# START OF Data to use
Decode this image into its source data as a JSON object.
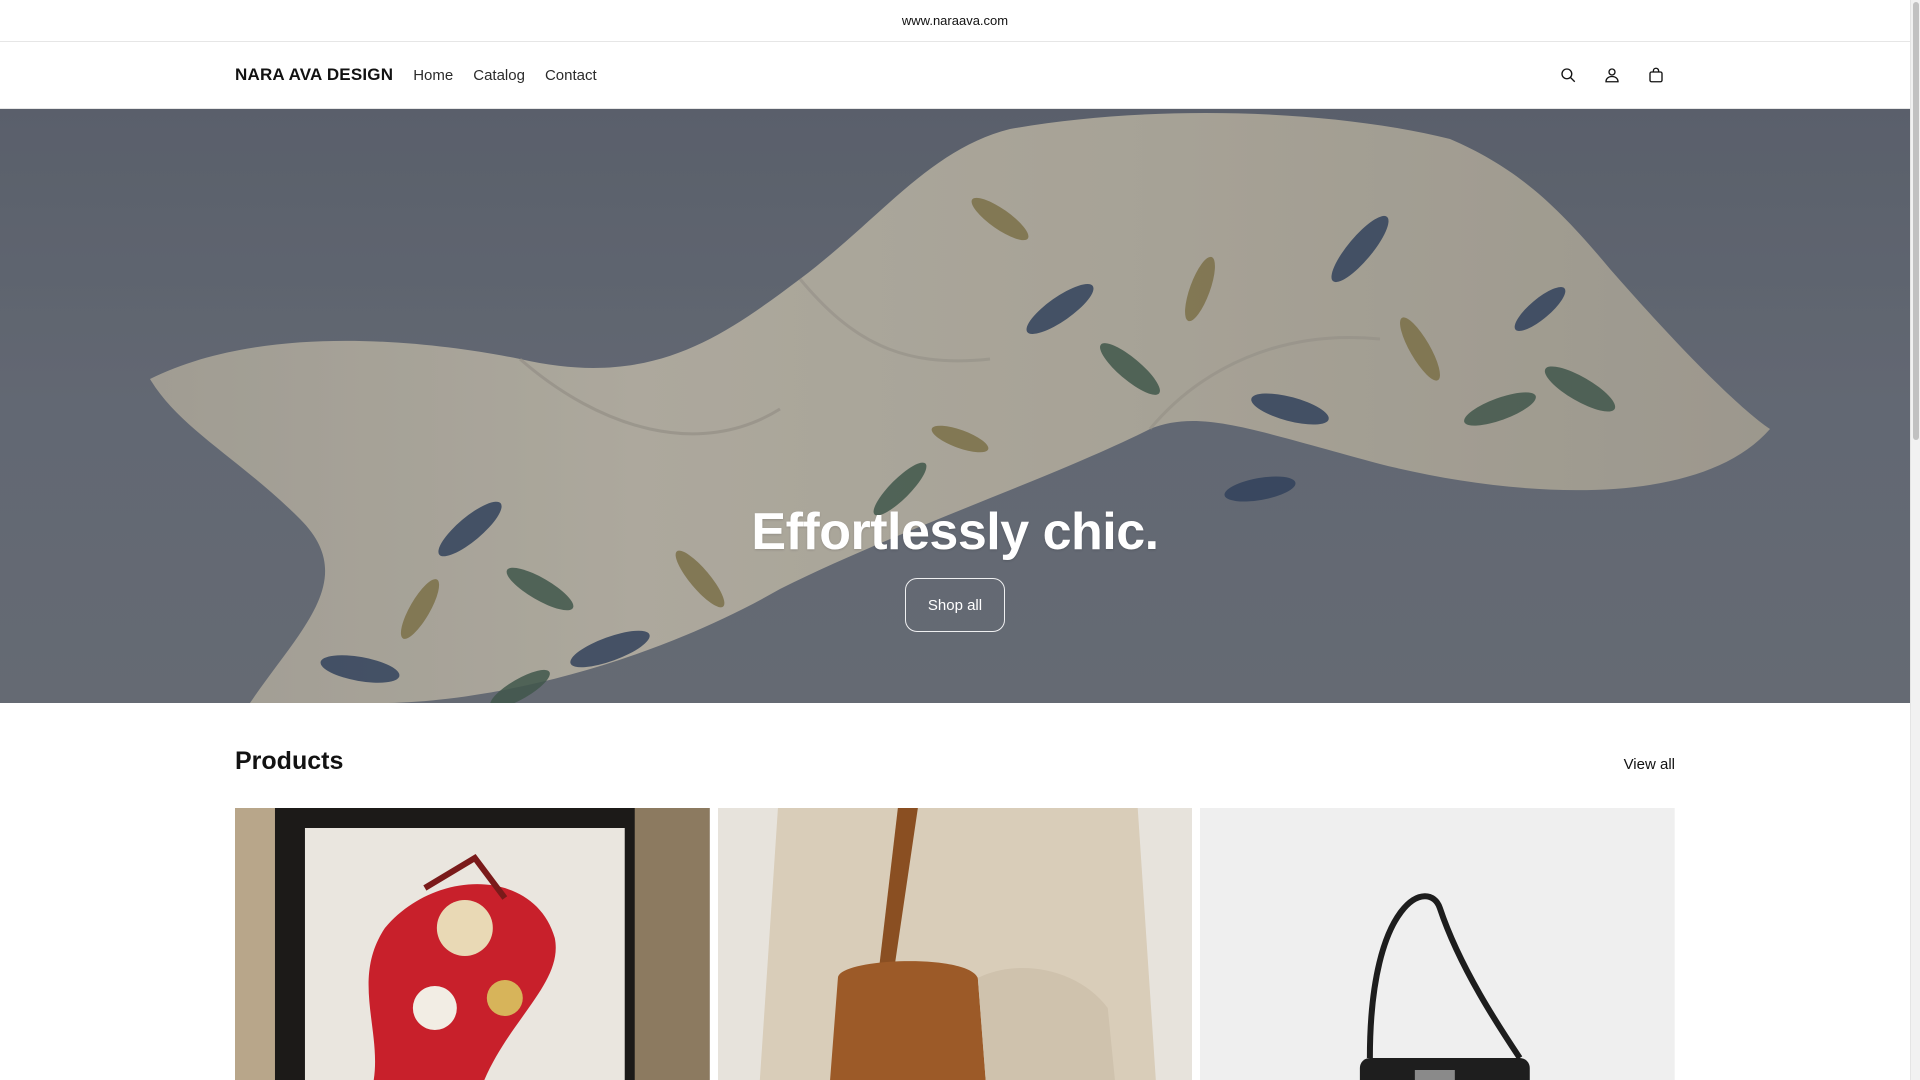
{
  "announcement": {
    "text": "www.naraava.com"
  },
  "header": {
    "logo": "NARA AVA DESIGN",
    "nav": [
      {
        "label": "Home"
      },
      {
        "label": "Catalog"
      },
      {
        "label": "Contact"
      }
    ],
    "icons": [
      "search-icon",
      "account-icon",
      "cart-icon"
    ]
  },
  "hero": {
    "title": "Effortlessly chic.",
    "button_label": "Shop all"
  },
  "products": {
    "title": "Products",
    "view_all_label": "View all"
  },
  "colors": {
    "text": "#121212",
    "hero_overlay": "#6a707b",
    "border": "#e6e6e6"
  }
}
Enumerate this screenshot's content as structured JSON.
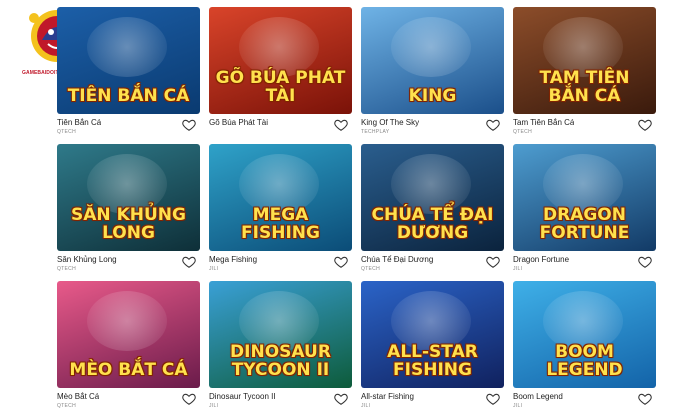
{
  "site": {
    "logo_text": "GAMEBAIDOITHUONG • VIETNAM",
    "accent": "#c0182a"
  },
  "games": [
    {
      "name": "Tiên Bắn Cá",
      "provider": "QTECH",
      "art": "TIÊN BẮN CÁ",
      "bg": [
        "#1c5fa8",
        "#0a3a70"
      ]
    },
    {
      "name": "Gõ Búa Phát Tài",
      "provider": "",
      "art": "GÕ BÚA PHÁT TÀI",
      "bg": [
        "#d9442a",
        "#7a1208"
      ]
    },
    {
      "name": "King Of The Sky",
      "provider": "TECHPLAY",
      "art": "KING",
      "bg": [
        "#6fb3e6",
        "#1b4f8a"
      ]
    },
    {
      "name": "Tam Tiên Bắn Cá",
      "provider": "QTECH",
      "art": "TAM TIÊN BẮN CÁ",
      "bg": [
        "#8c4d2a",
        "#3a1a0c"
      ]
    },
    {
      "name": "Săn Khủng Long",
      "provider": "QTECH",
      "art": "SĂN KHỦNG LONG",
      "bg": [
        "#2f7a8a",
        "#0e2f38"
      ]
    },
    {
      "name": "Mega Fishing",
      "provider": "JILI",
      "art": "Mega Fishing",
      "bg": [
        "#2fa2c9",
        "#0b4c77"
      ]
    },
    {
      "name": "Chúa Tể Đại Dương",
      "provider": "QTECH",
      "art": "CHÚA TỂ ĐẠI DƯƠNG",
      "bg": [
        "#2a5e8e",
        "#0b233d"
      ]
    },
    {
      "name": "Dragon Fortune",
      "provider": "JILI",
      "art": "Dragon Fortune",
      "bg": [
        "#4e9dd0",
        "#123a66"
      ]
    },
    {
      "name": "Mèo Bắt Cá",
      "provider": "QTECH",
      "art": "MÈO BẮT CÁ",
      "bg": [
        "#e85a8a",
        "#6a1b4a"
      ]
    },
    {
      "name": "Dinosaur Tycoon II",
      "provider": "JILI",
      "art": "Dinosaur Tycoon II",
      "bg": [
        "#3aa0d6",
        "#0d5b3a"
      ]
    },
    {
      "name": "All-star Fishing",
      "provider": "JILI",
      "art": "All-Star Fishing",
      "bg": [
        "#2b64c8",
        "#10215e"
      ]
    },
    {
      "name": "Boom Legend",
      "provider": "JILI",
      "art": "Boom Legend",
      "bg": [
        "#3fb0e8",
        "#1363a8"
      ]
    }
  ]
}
# END OF Data to use
→ Exercise goal
Using the records above, retype everything exactly except the pictures.

→ Output of the task
Decode this image into its source data as a JSON object.
{
  "announcement": {
    "text": "www.naraava.com"
  },
  "header": {
    "logo": "NARA AVA DESIGN",
    "nav": [
      {
        "label": "Home"
      },
      {
        "label": "Catalog"
      },
      {
        "label": "Contact"
      }
    ],
    "icons": [
      "search-icon",
      "account-icon",
      "cart-icon"
    ]
  },
  "hero": {
    "title": "Effortlessly chic.",
    "button_label": "Shop all"
  },
  "products": {
    "title": "Products",
    "view_all_label": "View all"
  },
  "colors": {
    "text": "#121212",
    "hero_overlay": "#6a707b",
    "border": "#e6e6e6"
  }
}
Enumerate this screenshot's content as structured JSON.
{
  "site": {
    "logo_text": "GAMEBAIDOITHUONG • VIETNAM",
    "accent": "#c0182a"
  },
  "games": [
    {
      "name": "Tiên Bắn Cá",
      "provider": "QTECH",
      "art": "TIÊN BẮN CÁ",
      "bg": [
        "#1c5fa8",
        "#0a3a70"
      ]
    },
    {
      "name": "Gõ Búa Phát Tài",
      "provider": "",
      "art": "GÕ BÚA PHÁT TÀI",
      "bg": [
        "#d9442a",
        "#7a1208"
      ]
    },
    {
      "name": "King Of The Sky",
      "provider": "TECHPLAY",
      "art": "KING",
      "bg": [
        "#6fb3e6",
        "#1b4f8a"
      ]
    },
    {
      "name": "Tam Tiên Bắn Cá",
      "provider": "QTECH",
      "art": "TAM TIÊN BẮN CÁ",
      "bg": [
        "#8c4d2a",
        "#3a1a0c"
      ]
    },
    {
      "name": "Săn Khủng Long",
      "provider": "QTECH",
      "art": "SĂN KHỦNG LONG",
      "bg": [
        "#2f7a8a",
        "#0e2f38"
      ]
    },
    {
      "name": "Mega Fishing",
      "provider": "JILI",
      "art": "Mega Fishing",
      "bg": [
        "#2fa2c9",
        "#0b4c77"
      ]
    },
    {
      "name": "Chúa Tể Đại Dương",
      "provider": "QTECH",
      "art": "CHÚA TỂ ĐẠI DƯƠNG",
      "bg": [
        "#2a5e8e",
        "#0b233d"
      ]
    },
    {
      "name": "Dragon Fortune",
      "provider": "JILI",
      "art": "Dragon Fortune",
      "bg": [
        "#4e9dd0",
        "#123a66"
      ]
    },
    {
      "name": "Mèo Bắt Cá",
      "provider": "QTECH",
      "art": "MÈO BẮT CÁ",
      "bg": [
        "#e85a8a",
        "#6a1b4a"
      ]
    },
    {
      "name": "Dinosaur Tycoon II",
      "provider": "JILI",
      "art": "Dinosaur Tycoon II",
      "bg": [
        "#3aa0d6",
        "#0d5b3a"
      ]
    },
    {
      "name": "All-star Fishing",
      "provider": "JILI",
      "art": "All-Star Fishing",
      "bg": [
        "#2b64c8",
        "#10215e"
      ]
    },
    {
      "name": "Boom Legend",
      "provider": "JILI",
      "art": "Boom Legend",
      "bg": [
        "#3fb0e8",
        "#1363a8"
      ]
    }
  ]
}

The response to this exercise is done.